• [Problem]: Would you copy out the whole listing exactly as given?

• [Data excerpts]:
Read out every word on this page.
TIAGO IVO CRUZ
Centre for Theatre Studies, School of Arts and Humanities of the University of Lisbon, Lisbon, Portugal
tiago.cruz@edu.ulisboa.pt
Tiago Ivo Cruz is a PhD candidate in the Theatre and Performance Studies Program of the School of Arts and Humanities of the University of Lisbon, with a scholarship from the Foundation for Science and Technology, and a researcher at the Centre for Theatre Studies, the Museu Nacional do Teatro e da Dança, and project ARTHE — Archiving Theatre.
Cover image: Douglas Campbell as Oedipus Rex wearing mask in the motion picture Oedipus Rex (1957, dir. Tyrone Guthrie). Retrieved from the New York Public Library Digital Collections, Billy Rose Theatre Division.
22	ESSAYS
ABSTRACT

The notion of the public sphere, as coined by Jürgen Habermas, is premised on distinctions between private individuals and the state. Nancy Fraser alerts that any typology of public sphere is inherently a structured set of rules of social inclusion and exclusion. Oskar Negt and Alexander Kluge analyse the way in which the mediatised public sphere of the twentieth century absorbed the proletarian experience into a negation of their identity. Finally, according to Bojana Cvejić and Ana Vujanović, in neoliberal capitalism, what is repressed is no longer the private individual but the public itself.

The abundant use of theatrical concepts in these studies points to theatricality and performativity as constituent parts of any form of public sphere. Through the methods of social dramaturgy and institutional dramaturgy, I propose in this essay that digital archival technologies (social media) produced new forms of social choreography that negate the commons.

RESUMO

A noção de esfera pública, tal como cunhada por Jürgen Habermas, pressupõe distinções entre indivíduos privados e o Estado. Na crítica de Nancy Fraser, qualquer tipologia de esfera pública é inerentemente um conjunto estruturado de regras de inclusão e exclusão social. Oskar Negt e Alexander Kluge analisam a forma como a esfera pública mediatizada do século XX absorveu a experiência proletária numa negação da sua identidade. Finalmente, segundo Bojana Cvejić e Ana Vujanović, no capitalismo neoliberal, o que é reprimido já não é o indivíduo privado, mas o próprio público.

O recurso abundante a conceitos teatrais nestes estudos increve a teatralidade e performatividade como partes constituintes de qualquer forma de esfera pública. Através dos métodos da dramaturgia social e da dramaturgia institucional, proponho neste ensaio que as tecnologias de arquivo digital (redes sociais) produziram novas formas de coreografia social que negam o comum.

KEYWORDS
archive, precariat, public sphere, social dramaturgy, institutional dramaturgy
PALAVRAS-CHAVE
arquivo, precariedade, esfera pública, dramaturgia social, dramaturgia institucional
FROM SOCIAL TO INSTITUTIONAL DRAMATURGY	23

• [Final result]:
Read out every word on this page.
TIAGO IVO CRUZ
Centre for Theatre Studies, School of Arts and Humanities of the University of Lisbon, Lisbon, Portugal
tiago.cruz@edu.ulisboa.pt
Tiago Ivo Cruz is a PhD candidate in the Theatre and Performance Studies Program of the School of Arts and Humanities of the University of Lisbon, with a scholarship from the Foundation for Science and Technology, and a researcher at the Centre for Theatre Studies, the Museu Nacional do Teatro e da Dança, and project ARTHE — Archiving Theatre.
Cover image: Douglas Campbell as Oedipus Rex wearing mask in the motion picture Oedipus Rex (1957, dir. Tyrone Guthrie). Retrieved from the New York Public Library Digital Collections, Billy Rose Theatre Division.
22	ESSAYS
ABSTRACT

The notion of the public sphere, as coined by Jürgen Habermas, is premised on distinctions between private individuals and the state. Nancy Fraser alerts that any typology of public sphere is inherently a structured set of rules of social inclusion and exclusion. Oskar Negt and Alexander Kluge analyse the way in which the mediatised public sphere of the twentieth century absorbed the proletarian experience into a negation of their identity. Finally, according to Bojana Cvejić and Ana Vujanović, in neoliberal capitalism, what is repressed is no longer the private individual but the public itself.

The abundant use of theatrical concepts in these studies points to theatricality and performativity as constituent parts of any form of public sphere. Through the methods of social dramaturgy and institutional dramaturgy, I propose in this essay that digital archival technologies (social media) produced new forms of social choreography that negate the commons.

RESUMO

A noção de esfera pública, tal como cunhada por Jürgen Habermas, pressupõe distinções entre indivíduos privados e o Estado. Na crítica de Nancy Fraser, qualquer tipologia de esfera pública é inerentemente um conjunto estruturado de regras de inclusão e exclusão social. Oskar Negt e Alexander Kluge analisam a forma como a esfera pública mediatizada do século XX absorveu a experiência proletária numa negação da sua identidade. Finalmente, segundo Bojana Cvejić e Ana Vujanović, no capitalismo neoliberal, o que é reprimido já não é o indivíduo privado, mas o próprio público.

O recurso abundante a conceitos teatrais nestes estudos increve a teatralidade e performatividade como partes constituintes de qualquer forma de esfera pública. Através dos métodos da dramaturgia social e da dramaturgia institucional, proponho neste ensaio que as tecnologias de arquivo digital (redes sociais) produziram novas formas de coreografia social que negam o comum.

KEYWORDS
archive, precariat, public sphere, social dramaturgy, institutional dramaturgy
PALAVRAS-CHAVE
arquivo, precariedade, esfera pública, dramaturgia social, dramaturgia institucional
FROM SOCIAL TO INSTITUTIONAL DRAMATURGY	23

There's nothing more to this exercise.